— Begin Data for processing —

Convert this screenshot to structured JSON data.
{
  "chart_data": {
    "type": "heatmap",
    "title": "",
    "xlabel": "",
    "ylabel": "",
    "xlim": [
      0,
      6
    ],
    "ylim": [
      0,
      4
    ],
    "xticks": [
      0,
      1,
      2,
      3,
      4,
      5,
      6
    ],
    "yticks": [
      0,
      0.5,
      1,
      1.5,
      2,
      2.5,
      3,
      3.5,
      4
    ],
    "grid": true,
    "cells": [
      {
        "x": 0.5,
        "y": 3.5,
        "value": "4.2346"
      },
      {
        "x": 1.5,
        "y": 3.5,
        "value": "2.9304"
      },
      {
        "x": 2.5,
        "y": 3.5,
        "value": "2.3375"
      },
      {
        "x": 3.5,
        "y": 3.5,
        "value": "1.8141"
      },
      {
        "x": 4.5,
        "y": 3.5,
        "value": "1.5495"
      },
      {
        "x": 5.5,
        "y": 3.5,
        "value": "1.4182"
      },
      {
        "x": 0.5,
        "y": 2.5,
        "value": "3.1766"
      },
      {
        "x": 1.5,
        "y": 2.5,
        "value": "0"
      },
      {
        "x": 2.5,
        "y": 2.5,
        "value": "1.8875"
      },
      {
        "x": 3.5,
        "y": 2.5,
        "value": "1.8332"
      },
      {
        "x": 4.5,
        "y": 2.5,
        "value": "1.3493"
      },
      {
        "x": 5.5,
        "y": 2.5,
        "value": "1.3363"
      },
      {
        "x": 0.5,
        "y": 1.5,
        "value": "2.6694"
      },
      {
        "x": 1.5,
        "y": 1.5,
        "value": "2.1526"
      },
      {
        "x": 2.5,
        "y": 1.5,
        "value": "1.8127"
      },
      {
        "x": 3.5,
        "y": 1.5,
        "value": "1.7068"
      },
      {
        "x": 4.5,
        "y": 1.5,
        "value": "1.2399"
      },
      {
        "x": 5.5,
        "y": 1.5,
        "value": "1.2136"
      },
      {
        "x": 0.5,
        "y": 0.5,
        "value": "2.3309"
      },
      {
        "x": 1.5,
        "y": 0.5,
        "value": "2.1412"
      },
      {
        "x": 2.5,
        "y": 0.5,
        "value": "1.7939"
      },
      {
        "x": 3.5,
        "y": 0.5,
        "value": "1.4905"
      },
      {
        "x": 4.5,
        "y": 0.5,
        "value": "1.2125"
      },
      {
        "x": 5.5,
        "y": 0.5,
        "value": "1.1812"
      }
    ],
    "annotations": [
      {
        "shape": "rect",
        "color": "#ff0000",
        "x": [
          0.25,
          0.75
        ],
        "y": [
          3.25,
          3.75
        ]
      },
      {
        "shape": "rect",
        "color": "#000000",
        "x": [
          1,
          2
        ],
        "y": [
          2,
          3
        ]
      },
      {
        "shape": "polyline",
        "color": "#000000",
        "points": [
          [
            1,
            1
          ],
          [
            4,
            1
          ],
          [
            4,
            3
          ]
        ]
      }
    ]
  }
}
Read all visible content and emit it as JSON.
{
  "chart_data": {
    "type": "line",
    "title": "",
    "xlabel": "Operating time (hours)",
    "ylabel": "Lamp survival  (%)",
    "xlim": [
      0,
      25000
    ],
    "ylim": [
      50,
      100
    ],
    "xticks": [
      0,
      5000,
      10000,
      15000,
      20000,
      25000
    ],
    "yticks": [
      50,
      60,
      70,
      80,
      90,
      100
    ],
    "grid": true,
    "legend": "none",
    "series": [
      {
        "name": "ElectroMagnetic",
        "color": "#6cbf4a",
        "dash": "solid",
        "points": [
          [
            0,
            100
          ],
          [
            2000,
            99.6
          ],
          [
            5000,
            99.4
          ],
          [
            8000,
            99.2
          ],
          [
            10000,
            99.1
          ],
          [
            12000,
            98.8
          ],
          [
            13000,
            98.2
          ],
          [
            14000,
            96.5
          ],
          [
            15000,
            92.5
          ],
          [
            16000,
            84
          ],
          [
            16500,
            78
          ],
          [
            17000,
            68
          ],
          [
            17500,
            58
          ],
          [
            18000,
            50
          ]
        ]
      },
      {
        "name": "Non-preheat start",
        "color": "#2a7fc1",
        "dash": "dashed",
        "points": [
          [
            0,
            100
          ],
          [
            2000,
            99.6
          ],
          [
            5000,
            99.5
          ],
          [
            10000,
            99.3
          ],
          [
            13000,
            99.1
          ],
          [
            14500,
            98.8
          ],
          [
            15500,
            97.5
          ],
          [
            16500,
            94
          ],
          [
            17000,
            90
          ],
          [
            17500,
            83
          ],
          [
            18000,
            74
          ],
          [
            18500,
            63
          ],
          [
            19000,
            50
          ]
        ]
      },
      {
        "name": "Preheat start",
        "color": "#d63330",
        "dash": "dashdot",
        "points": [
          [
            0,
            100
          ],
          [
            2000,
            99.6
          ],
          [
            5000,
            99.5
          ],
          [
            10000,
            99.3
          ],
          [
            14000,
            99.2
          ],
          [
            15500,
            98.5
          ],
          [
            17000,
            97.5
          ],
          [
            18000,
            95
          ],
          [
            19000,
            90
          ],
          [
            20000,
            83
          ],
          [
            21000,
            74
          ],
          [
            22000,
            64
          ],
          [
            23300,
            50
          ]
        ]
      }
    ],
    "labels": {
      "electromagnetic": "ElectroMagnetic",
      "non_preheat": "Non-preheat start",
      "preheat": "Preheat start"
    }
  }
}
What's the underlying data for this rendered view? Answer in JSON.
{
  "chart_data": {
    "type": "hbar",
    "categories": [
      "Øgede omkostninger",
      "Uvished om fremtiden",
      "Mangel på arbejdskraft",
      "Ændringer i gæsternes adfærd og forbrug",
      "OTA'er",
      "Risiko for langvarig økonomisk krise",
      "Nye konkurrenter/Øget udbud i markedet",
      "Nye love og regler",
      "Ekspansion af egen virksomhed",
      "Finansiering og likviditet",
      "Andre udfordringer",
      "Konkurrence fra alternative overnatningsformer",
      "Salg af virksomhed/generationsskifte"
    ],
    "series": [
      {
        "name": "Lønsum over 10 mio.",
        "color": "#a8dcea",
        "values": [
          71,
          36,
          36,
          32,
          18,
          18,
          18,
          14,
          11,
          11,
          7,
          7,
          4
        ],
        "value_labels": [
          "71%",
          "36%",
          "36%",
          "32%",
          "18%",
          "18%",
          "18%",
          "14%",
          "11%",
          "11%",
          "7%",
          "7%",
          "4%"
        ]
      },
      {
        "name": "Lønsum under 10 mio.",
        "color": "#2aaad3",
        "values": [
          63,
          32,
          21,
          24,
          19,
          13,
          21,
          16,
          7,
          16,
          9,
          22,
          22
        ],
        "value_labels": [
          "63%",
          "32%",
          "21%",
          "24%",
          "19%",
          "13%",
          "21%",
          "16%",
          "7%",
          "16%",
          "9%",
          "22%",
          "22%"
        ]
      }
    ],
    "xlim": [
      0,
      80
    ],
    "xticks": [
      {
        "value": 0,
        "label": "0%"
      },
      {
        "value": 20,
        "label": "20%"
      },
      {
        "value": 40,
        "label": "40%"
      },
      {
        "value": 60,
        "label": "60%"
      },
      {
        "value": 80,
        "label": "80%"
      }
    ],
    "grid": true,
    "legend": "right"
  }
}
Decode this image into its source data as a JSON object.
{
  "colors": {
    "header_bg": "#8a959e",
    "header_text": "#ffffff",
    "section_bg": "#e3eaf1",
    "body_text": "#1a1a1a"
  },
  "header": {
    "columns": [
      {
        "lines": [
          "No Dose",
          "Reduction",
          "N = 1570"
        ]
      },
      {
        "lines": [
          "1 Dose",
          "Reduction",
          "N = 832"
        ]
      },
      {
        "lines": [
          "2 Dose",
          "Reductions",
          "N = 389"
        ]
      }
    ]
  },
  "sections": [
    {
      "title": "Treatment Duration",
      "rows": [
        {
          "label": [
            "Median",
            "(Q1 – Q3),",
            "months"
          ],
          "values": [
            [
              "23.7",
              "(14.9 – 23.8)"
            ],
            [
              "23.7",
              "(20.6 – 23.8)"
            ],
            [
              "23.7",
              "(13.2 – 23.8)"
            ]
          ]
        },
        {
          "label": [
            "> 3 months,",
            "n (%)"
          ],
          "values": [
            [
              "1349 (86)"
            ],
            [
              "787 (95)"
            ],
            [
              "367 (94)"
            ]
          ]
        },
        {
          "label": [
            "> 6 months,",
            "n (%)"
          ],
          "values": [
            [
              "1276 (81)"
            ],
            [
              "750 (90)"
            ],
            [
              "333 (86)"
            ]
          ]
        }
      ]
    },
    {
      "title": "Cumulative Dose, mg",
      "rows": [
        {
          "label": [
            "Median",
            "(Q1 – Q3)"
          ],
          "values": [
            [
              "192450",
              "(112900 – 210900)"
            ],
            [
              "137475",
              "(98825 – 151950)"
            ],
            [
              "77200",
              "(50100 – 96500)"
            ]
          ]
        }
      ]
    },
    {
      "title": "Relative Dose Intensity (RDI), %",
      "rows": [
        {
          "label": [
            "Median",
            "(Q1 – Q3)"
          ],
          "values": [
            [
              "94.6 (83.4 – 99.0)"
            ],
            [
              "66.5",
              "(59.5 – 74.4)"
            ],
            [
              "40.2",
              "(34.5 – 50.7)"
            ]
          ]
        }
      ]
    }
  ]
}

— End Data for processing —

▶ Task goal
Go through the records and show every line with the string "ElectroMagnetic" in it.

▶ Expected output
        "name": "ElectroMagnetic",
      "electromagnetic": "ElectroMagnetic",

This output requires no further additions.